_DIRECTION:_ Write out all the entries word for word, but skip any images.

+++ MATERIAL TO PROCESS

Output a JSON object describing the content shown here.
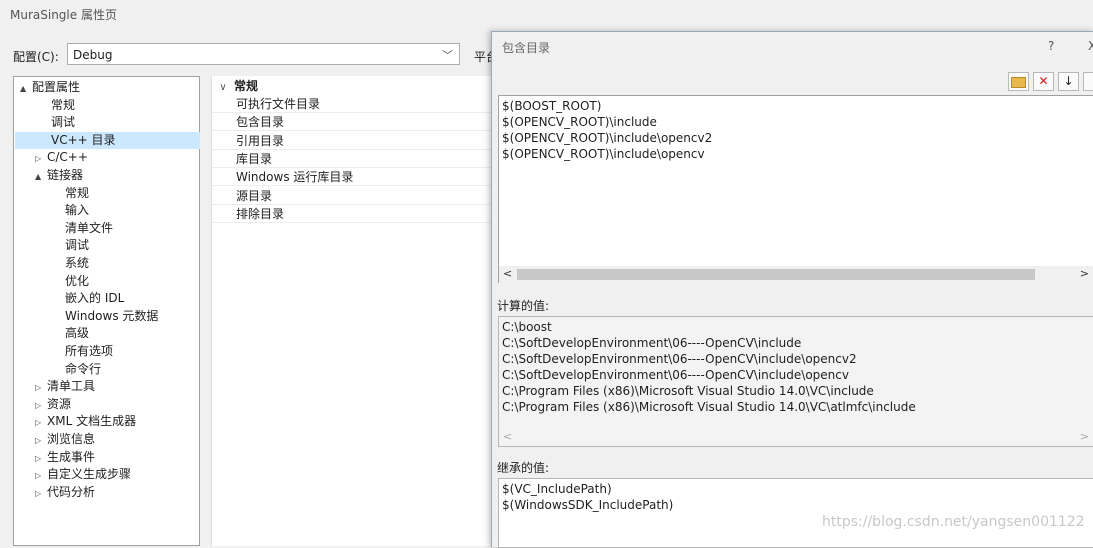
{
  "window": {
    "title": "MuraSingle 属性页"
  },
  "config": {
    "label": "配置(C):",
    "value": "Debug",
    "platform_label": "平台"
  },
  "tree": [
    {
      "label": "配置属性",
      "indent": 0,
      "expander": "▲",
      "selected": false
    },
    {
      "label": "常规",
      "indent": 1,
      "expander": "",
      "selected": false
    },
    {
      "label": "调试",
      "indent": 1,
      "expander": "",
      "selected": false
    },
    {
      "label": "VC++ 目录",
      "indent": 1,
      "expander": "",
      "selected": true
    },
    {
      "label": "C/C++",
      "indent": 1,
      "expander": "▷",
      "selected": false
    },
    {
      "label": "链接器",
      "indent": 1,
      "expander": "▲",
      "selected": false
    },
    {
      "label": "常规",
      "indent": 2,
      "expander": "",
      "selected": false
    },
    {
      "label": "输入",
      "indent": 2,
      "expander": "",
      "selected": false
    },
    {
      "label": "清单文件",
      "indent": 2,
      "expander": "",
      "selected": false
    },
    {
      "label": "调试",
      "indent": 2,
      "expander": "",
      "selected": false
    },
    {
      "label": "系统",
      "indent": 2,
      "expander": "",
      "selected": false
    },
    {
      "label": "优化",
      "indent": 2,
      "expander": "",
      "selected": false
    },
    {
      "label": "嵌入的 IDL",
      "indent": 2,
      "expander": "",
      "selected": false
    },
    {
      "label": "Windows 元数据",
      "indent": 2,
      "expander": "",
      "selected": false
    },
    {
      "label": "高级",
      "indent": 2,
      "expander": "",
      "selected": false
    },
    {
      "label": "所有选项",
      "indent": 2,
      "expander": "",
      "selected": false
    },
    {
      "label": "命令行",
      "indent": 2,
      "expander": "",
      "selected": false
    },
    {
      "label": "清单工具",
      "indent": 1,
      "expander": "▷",
      "selected": false
    },
    {
      "label": "资源",
      "indent": 1,
      "expander": "▷",
      "selected": false
    },
    {
      "label": "XML 文档生成器",
      "indent": 1,
      "expander": "▷",
      "selected": false
    },
    {
      "label": "浏览信息",
      "indent": 1,
      "expander": "▷",
      "selected": false
    },
    {
      "label": "生成事件",
      "indent": 1,
      "expander": "▷",
      "selected": false
    },
    {
      "label": "自定义生成步骤",
      "indent": 1,
      "expander": "▷",
      "selected": false
    },
    {
      "label": "代码分析",
      "indent": 1,
      "expander": "▷",
      "selected": false
    }
  ],
  "grid": {
    "category": "常规",
    "rows": [
      "可执行文件目录",
      "包含目录",
      "引用目录",
      "库目录",
      "Windows 运行库目录",
      "源目录",
      "排除目录"
    ]
  },
  "dialog": {
    "title": "包含目录",
    "help": "?",
    "close": "X",
    "entries": [
      "$(BOOST_ROOT)",
      "$(OPENCV_ROOT)\\include",
      "$(OPENCV_ROOT)\\include\\opencv2",
      "$(OPENCV_ROOT)\\include\\opencv"
    ],
    "computed_label": "计算的值:",
    "computed": [
      "C:\\boost",
      "C:\\SoftDevelopEnvironment\\06----OpenCV\\include",
      "C:\\SoftDevelopEnvironment\\06----OpenCV\\include\\opencv2",
      "C:\\SoftDevelopEnvironment\\06----OpenCV\\include\\opencv",
      "C:\\Program Files (x86)\\Microsoft Visual Studio 14.0\\VC\\include",
      "C:\\Program Files (x86)\\Microsoft Visual Studio 14.0\\VC\\atlmfc\\include"
    ],
    "inherited_label": "继承的值:",
    "inherited": [
      "$(VC_IncludePath)",
      "$(WindowsSDK_IncludePath)"
    ]
  },
  "watermark": "https://blog.csdn.net/yangsen001122"
}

++++++

_ANSWER TO THIS TASK:_
Output a JSON object describing the content shown here.
{
  "window": {
    "title": "MuraSingle 属性页"
  },
  "config": {
    "label": "配置(C):",
    "value": "Debug",
    "platform_label": "平台"
  },
  "tree": [
    {
      "label": "配置属性",
      "indent": 0,
      "expander": "▲",
      "selected": false
    },
    {
      "label": "常规",
      "indent": 1,
      "expander": "",
      "selected": false
    },
    {
      "label": "调试",
      "indent": 1,
      "expander": "",
      "selected": false
    },
    {
      "label": "VC++ 目录",
      "indent": 1,
      "expander": "",
      "selected": true
    },
    {
      "label": "C/C++",
      "indent": 1,
      "expander": "▷",
      "selected": false
    },
    {
      "label": "链接器",
      "indent": 1,
      "expander": "▲",
      "selected": false
    },
    {
      "label": "常规",
      "indent": 2,
      "expander": "",
      "selected": false
    },
    {
      "label": "输入",
      "indent": 2,
      "expander": "",
      "selected": false
    },
    {
      "label": "清单文件",
      "indent": 2,
      "expander": "",
      "selected": false
    },
    {
      "label": "调试",
      "indent": 2,
      "expander": "",
      "selected": false
    },
    {
      "label": "系统",
      "indent": 2,
      "expander": "",
      "selected": false
    },
    {
      "label": "优化",
      "indent": 2,
      "expander": "",
      "selected": false
    },
    {
      "label": "嵌入的 IDL",
      "indent": 2,
      "expander": "",
      "selected": false
    },
    {
      "label": "Windows 元数据",
      "indent": 2,
      "expander": "",
      "selected": false
    },
    {
      "label": "高级",
      "indent": 2,
      "expander": "",
      "selected": false
    },
    {
      "label": "所有选项",
      "indent": 2,
      "expander": "",
      "selected": false
    },
    {
      "label": "命令行",
      "indent": 2,
      "expander": "",
      "selected": false
    },
    {
      "label": "清单工具",
      "indent": 1,
      "expander": "▷",
      "selected": false
    },
    {
      "label": "资源",
      "indent": 1,
      "expander": "▷",
      "selected": false
    },
    {
      "label": "XML 文档生成器",
      "indent": 1,
      "expander": "▷",
      "selected": false
    },
    {
      "label": "浏览信息",
      "indent": 1,
      "expander": "▷",
      "selected": false
    },
    {
      "label": "生成事件",
      "indent": 1,
      "expander": "▷",
      "selected": false
    },
    {
      "label": "自定义生成步骤",
      "indent": 1,
      "expander": "▷",
      "selected": false
    },
    {
      "label": "代码分析",
      "indent": 1,
      "expander": "▷",
      "selected": false
    }
  ],
  "grid": {
    "category": "常规",
    "rows": [
      "可执行文件目录",
      "包含目录",
      "引用目录",
      "库目录",
      "Windows 运行库目录",
      "源目录",
      "排除目录"
    ]
  },
  "dialog": {
    "title": "包含目录",
    "help": "?",
    "close": "X",
    "entries": [
      "$(BOOST_ROOT)",
      "$(OPENCV_ROOT)\\include",
      "$(OPENCV_ROOT)\\include\\opencv2",
      "$(OPENCV_ROOT)\\include\\opencv"
    ],
    "computed_label": "计算的值:",
    "computed": [
      "C:\\boost",
      "C:\\SoftDevelopEnvironment\\06----OpenCV\\include",
      "C:\\SoftDevelopEnvironment\\06----OpenCV\\include\\opencv2",
      "C:\\SoftDevelopEnvironment\\06----OpenCV\\include\\opencv",
      "C:\\Program Files (x86)\\Microsoft Visual Studio 14.0\\VC\\include",
      "C:\\Program Files (x86)\\Microsoft Visual Studio 14.0\\VC\\atlmfc\\include"
    ],
    "inherited_label": "继承的值:",
    "inherited": [
      "$(VC_IncludePath)",
      "$(WindowsSDK_IncludePath)"
    ]
  },
  "watermark": "https://blog.csdn.net/yangsen001122"
}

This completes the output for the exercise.